DESCRIPTION OF THE TASK => Draw out every line with the word "What" from the listing below.
'''
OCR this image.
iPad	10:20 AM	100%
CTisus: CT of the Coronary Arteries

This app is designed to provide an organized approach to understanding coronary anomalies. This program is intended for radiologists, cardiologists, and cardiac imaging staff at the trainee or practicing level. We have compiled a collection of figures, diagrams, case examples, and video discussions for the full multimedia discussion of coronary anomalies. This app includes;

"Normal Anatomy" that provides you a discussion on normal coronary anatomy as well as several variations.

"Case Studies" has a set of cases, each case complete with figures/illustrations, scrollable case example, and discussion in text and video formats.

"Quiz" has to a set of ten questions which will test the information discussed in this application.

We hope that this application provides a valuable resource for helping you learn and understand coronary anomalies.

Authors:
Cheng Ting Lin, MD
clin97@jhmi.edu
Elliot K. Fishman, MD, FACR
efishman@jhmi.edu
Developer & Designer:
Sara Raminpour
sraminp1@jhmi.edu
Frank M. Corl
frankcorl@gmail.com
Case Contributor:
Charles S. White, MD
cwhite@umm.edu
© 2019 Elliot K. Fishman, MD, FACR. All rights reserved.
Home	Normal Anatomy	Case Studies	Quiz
'''
'''
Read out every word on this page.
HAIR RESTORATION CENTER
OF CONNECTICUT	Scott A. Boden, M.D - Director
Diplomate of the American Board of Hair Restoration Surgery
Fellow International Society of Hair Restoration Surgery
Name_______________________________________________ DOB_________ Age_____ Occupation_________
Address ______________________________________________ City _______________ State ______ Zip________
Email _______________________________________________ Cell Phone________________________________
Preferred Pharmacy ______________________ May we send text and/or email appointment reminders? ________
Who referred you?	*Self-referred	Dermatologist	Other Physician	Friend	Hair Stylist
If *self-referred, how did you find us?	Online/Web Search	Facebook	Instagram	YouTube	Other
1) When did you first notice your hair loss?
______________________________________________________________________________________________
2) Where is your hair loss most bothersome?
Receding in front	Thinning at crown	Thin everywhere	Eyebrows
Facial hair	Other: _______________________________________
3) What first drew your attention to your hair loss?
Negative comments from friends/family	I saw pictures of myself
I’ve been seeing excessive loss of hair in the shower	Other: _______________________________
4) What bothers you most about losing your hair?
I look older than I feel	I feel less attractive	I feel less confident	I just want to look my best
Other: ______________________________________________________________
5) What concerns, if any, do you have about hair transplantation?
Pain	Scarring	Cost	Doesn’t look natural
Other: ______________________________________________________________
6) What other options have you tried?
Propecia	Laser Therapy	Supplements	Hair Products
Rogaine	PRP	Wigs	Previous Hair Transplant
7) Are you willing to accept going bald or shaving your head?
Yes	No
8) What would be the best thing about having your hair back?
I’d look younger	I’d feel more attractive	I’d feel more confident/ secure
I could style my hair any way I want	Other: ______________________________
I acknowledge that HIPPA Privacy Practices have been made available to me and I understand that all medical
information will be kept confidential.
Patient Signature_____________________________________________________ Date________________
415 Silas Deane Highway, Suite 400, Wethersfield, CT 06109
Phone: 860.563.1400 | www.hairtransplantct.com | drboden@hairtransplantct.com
'''
COMPLETED TASK =>
3) What first drew your attention to your hair loss?
4) What bothers you most about losing your hair?
5) What concerns, if any, do you have about hair transplantation?
6) What other options have you tried?
8) What would be the best thing about having your hair back?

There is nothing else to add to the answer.